■ **Written problem**: Review the material and extract every line in which the word "الجري" occurs.

■ **Input data**:
--- Start ---

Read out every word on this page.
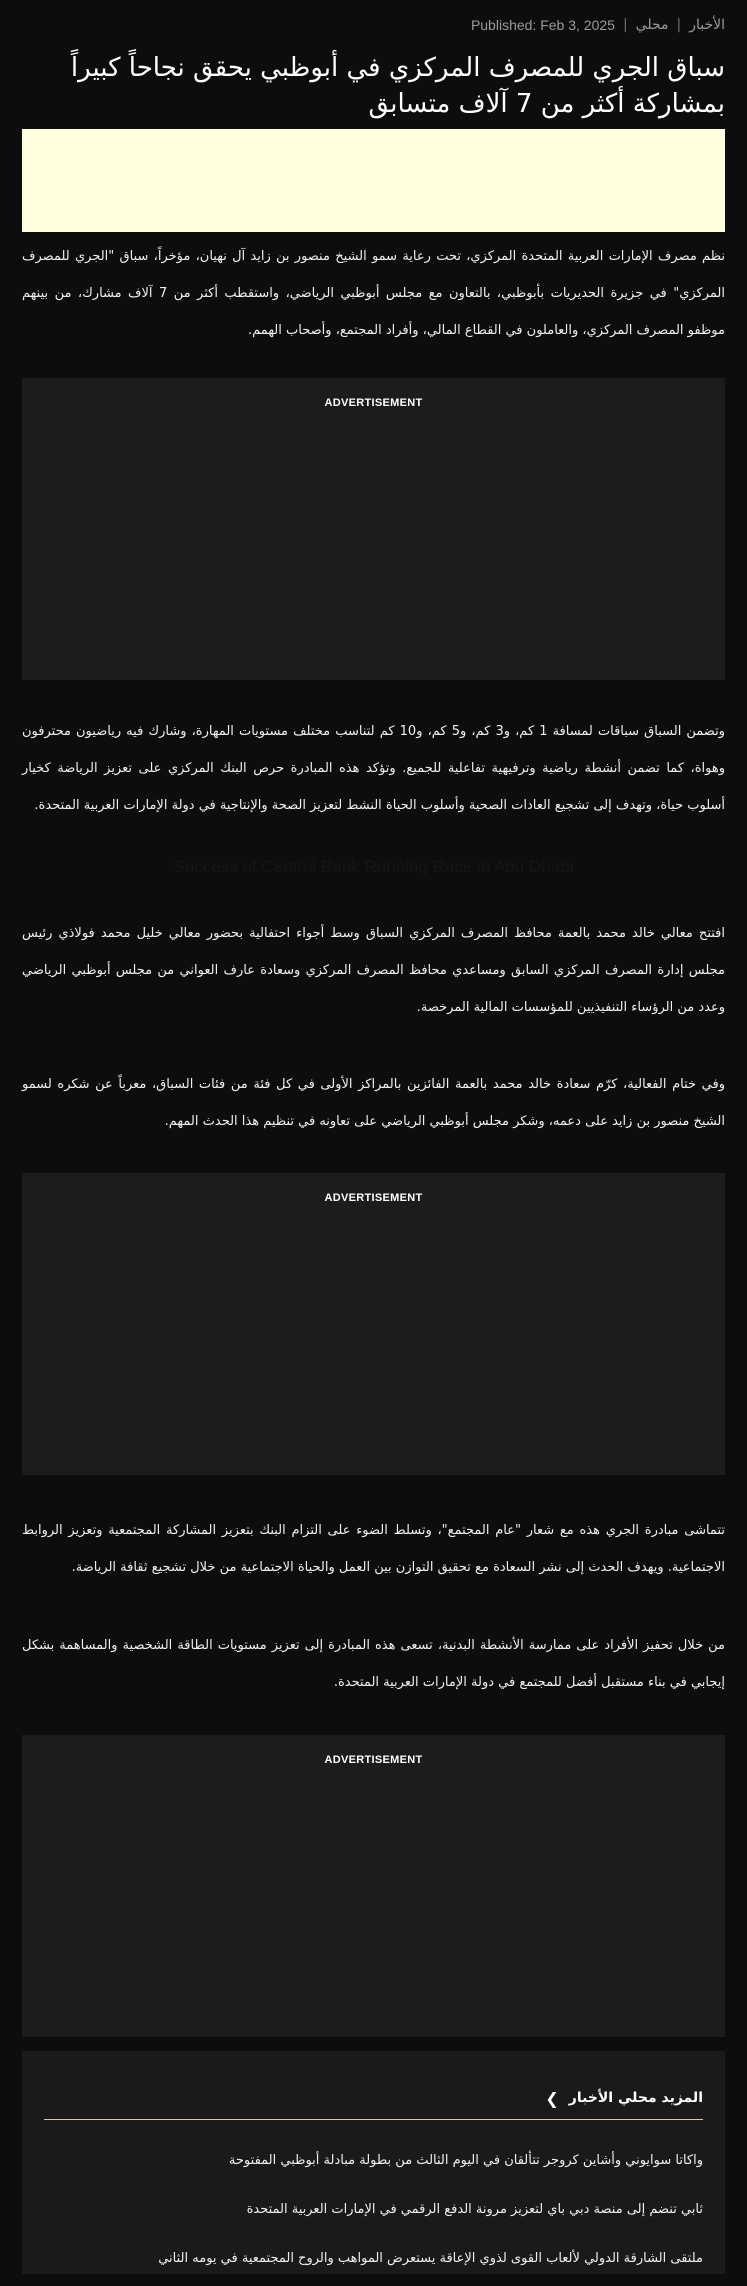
الأخبار
|
محلي
|
Published: Feb 3, 2025
سباق الجري للمصرف المركزي في أبوظبي يحقق نجاحاً كبيراً بمشاركة أكثر من 7 آلاف متسابق

نظم مصرف الإمارات العربية المتحدة المركزي، تحت رعاية سمو الشيخ منصور بن زايد آل نهيان، مؤخراً، سباق "الجري للمصرف المركزي" في جزيرة الحديريات بأبوظبي، بالتعاون مع مجلس أبوظبي الرياضي، واستقطب أكثر من 7 آلاف مشارك، من بينهم موظفو المصرف المركزي، والعاملون في القطاع المالي، وأفراد المجتمع، وأصحاب الهمم.

ADVERTISEMENT

وتضمن السباق سباقات لمسافة 1 كم، و3 كم، و5 كم، و10 كم لتناسب مختلف مستويات المهارة، وشارك فيه رياضيون محترفون وهواة، كما تضمن أنشطة رياضية وترفيهية تفاعلية للجميع. وتؤكد هذه المبادرة حرص البنك المركزي على تعزيز الرياضة كخيار أسلوب حياة، وتهدف إلى تشجيع العادات الصحية وأسلوب الحياة النشط لتعزيز الصحة والإنتاجية في دولة الإمارات العربية المتحدة.

Success of Central Bank Running Race in Abu Dhabi

افتتح معالي خالد محمد بالعمة محافظ المصرف المركزي السباق وسط أجواء احتفالية بحضور معالي خليل محمد فولاذي رئيس مجلس إدارة المصرف المركزي السابق ومساعدي محافظ المصرف المركزي وسعادة عارف العواني من مجلس أبوظبي الرياضي وعدد من الرؤساء التنفيذيين للمؤسسات المالية المرخصة.

وفي ختام الفعالية، كرّم سعادة خالد محمد بالعمة الفائزين بالمراكز الأولى في كل فئة من فئات السباق، معرباً عن شكره لسمو الشيخ منصور بن زايد على دعمه، وشكر مجلس أبوظبي الرياضي على تعاونه في تنظيم هذا الحدث المهم.

ADVERTISEMENT

تتماشى مبادرة الجري هذه مع شعار "عام المجتمع"، وتسلط الضوء على التزام البنك بتعزيز المشاركة المجتمعية وتعزيز الروابط الاجتماعية. ويهدف الحدث إلى نشر السعادة مع تحقيق التوازن بين العمل والحياة الاجتماعية من خلال تشجيع ثقافة الرياضة.

من خلال تحفيز الأفراد على ممارسة الأنشطة البدنية، تسعى هذه المبادرة إلى تعزيز مستويات الطاقة الشخصية والمساهمة بشكل إيجابي في بناء مستقبل أفضل للمجتمع في دولة الإمارات العربية المتحدة.

ADVERTISEMENT
المزيد محلي الأخبار
❯
واكاتا سوايوني وأشاين كروجر تتألقان في اليوم الثالث من بطولة مبادلة أبوظبي المفتوحة
ثابي تنضم إلى منصة دبي باي لتعزيز مرونة الدفع الرقمي في الإمارات العربية المتحدة
ملتقى الشارقة الدولي لألعاب القوى لذوي الإعاقة يستعرض المواهب والروح المجتمعية في يومه الثاني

--- End ---

■ **Exercise output**:
سباق الجري للمصرف المركزي في أبوظبي يحقق نجاحاً كبيراً بمشاركة أكثر من 7 آلاف متسابق
نظم مصرف الإمارات العربية المتحدة المركزي، تحت رعاية سمو الشيخ منصور بن زايد آل نهيان، مؤخراً، سباق "الجري للمصرف المركزي" في جزيرة الحديريات بأبوظبي، بالتعاون مع مجلس أبوظبي الرياضي، واستقطب أكثر من 7 آلاف مشارك، من بينهم موظفو المصرف المركزي، والعاملون في القطاع المالي، وأفراد المجتمع، وأصحاب الهمم.
تتماشى مبادرة الجري هذه مع شعار "عام المجتمع"، وتسلط الضوء على التزام البنك بتعزيز المشاركة المجتمعية وتعزيز الروابط الاجتماعية. ويهدف الحدث إلى نشر السعادة مع تحقيق التوازن بين العمل والحياة الاجتماعية من خلال تشجيع ثقافة الرياضة.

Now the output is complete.